Text shown
------------------------------------------------------------------------

Another instance when one act more extrovert is when he or she is welcoming and approachable. Their colleagues like people who reveal this trait. At social events, they are likely to talk and make jokes about different things. In fact, they make the place to be interesting. In the end, extroverts meet new people who later make friends with them. Another incident is when a person has many friends. No one doubts the fact that an extrovert has numerous friends. It is because they are always are people, are approachable, and are self-confident to make critical decisions in a public place.
Another instance to act more extroverted is when there is silence. Extroverted people do not like a quiet place because it makes them uncomfortable. To them, thinking of being quiet is exhausting and seems to be something that does not exist. Due to their urge and nature of talking, they find it easy to break the silence. Another incident is when there is lack of filter (Kayaoglu 825). It implies that someone talks nonsense in a group without thinking of the consequences the idea he or she communicates. In this case, individuals act more extroverted by regulating the situation to make it look like it never happened. Because they are outspoken, they jump in confidently to interest the crowd to hide the thoughts and the utterances of the first party.
Another instance to act more extroverted is during problem-solving. Extroverts may solve problems effectively through talking because they like discussing different issues and exploring them in depth. Through expression, they restore the ordinary occurrences. Lastly, Zafar and Meenakshi (40) highlight that most of the extroverts have essential leadership skills. In this case, they act more extroverted when they show their skills through appropriate decision-making and problem-solving. Since they have many followers, they can lead a large group of people without any problem because they nether neither shy away nor feel insecure.

------------------------------------------------------------------------

Structured page parsing data
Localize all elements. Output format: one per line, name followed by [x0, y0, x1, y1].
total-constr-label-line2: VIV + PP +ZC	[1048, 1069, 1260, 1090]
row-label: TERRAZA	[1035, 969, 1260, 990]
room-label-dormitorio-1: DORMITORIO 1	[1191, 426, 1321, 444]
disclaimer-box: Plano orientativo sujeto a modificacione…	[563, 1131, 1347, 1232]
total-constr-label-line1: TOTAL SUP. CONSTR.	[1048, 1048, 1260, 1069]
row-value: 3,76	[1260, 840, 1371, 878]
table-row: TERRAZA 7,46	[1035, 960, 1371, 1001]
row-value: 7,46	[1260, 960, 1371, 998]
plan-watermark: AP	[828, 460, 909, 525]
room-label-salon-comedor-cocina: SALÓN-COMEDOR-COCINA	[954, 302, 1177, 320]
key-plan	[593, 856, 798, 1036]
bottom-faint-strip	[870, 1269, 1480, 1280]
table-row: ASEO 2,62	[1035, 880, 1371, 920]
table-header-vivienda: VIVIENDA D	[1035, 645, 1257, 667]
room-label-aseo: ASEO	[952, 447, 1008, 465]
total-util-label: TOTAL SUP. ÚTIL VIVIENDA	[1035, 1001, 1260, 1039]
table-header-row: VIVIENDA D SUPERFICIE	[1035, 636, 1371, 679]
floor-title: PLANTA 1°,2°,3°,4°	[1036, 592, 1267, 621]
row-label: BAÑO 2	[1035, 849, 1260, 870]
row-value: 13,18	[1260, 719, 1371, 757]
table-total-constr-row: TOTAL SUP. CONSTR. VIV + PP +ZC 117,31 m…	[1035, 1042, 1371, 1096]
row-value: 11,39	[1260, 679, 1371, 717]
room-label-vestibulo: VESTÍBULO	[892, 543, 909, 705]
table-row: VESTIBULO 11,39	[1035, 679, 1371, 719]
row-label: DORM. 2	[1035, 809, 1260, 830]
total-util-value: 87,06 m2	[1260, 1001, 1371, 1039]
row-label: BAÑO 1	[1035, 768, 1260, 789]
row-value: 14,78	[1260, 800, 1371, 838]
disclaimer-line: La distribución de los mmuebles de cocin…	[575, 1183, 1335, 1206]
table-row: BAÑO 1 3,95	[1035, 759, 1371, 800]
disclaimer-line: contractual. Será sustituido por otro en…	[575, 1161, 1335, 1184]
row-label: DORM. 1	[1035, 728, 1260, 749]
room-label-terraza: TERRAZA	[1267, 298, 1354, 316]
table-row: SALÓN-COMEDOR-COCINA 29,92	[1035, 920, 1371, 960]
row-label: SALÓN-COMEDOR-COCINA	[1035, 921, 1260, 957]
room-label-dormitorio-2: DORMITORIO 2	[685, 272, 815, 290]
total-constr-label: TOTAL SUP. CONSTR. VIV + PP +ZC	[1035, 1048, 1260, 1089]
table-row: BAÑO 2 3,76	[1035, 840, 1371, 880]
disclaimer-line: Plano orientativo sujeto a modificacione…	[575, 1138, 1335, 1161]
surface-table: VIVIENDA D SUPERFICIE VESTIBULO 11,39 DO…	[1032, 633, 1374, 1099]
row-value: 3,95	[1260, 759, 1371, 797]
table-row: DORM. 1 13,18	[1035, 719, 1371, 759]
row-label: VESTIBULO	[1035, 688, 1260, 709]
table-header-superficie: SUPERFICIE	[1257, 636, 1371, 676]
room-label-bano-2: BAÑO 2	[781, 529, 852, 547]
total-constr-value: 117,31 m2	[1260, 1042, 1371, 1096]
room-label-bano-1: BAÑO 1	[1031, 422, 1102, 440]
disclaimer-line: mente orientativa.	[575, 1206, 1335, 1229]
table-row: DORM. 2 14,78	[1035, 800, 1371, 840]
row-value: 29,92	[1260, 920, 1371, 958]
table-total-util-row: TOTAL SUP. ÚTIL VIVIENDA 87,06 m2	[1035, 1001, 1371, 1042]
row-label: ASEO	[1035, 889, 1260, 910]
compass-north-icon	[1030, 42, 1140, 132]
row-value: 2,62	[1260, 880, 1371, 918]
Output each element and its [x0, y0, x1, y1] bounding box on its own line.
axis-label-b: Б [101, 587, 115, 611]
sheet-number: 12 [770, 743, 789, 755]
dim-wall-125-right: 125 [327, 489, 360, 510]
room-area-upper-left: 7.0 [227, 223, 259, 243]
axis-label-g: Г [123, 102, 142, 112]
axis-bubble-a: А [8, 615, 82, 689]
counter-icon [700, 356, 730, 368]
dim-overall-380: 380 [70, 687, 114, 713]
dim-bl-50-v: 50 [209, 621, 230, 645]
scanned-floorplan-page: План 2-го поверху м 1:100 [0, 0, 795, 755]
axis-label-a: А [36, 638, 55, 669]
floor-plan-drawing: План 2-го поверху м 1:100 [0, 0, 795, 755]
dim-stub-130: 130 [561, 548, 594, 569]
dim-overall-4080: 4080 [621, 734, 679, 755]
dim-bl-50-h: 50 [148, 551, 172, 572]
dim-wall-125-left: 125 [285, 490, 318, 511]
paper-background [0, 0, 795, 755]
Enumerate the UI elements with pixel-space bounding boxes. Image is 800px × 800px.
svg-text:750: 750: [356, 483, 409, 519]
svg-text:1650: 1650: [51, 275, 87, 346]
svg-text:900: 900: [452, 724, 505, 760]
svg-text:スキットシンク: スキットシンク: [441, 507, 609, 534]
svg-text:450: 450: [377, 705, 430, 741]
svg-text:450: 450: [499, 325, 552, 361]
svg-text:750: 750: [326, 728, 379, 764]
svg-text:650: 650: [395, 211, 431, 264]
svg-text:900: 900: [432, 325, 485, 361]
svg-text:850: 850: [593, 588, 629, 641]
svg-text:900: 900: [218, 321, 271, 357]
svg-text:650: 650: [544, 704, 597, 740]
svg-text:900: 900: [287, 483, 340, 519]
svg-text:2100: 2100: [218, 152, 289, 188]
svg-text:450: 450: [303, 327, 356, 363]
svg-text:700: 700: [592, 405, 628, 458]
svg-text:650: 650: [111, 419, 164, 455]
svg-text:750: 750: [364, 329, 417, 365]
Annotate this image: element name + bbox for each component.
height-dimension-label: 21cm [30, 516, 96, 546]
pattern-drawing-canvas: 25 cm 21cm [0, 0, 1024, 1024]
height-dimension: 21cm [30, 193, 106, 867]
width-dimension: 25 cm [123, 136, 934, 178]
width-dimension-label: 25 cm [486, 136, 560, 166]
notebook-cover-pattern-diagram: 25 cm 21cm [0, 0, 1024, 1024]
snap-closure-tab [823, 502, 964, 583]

------------------------------------------------------------------------

Study questions
A - Please list every situation in the passage on extroverts that is introduced with the words "Another instance" or "Another incident."
B - Carry the passage on extroverts forward, starting after its final sentence.

Responses to the tasks
A -
- When a person is welcoming and approachable
- When a person has many friends
- When there is silence
- When there is lack of filter
- During problem-solving

B -
In conclusion, extroverts enjoy interactions with different people, are talkative and enthusiastic, and take pleasure in social activities. They are energetic when they appear around other people. The paper has highlighted numerous occasions and instances that influence people to act more extroverted. As stated, it is essential to behave more extroverted when delivering a public speech, when teaching or learning, when attending celebrations, when working, and when involved in a meeting. In the same way, a people act more extroverted when they are friendly and approachable, when they have many friends, when making decisions or solving problems, and when there is silence.
Cain, Susan. Quiet: The Power of Introverts In a World that Can't Stop Talking. New York: Broadway Books, 2013.
Jung, J. H. "Younghwa Lee, and Rex Karsten. "The moderating effect of extraversion-introversion differences on group idea generation performance." Small Group Research 43.1 (2012): 45.
Kayaoglu, M. Naci. "Impact of extroversion and introversion on language-learning behaviors." Social Behavior and Personality: an International Journal 41.5 (2013): 825.
Zafar, Shahila and K. Meenakshi. "A study on the relationship between extroversion-introversion and risk-taking in the context of second language acquisition." International Journal of Research Studies in Language Learning 1.1 (2012): 40.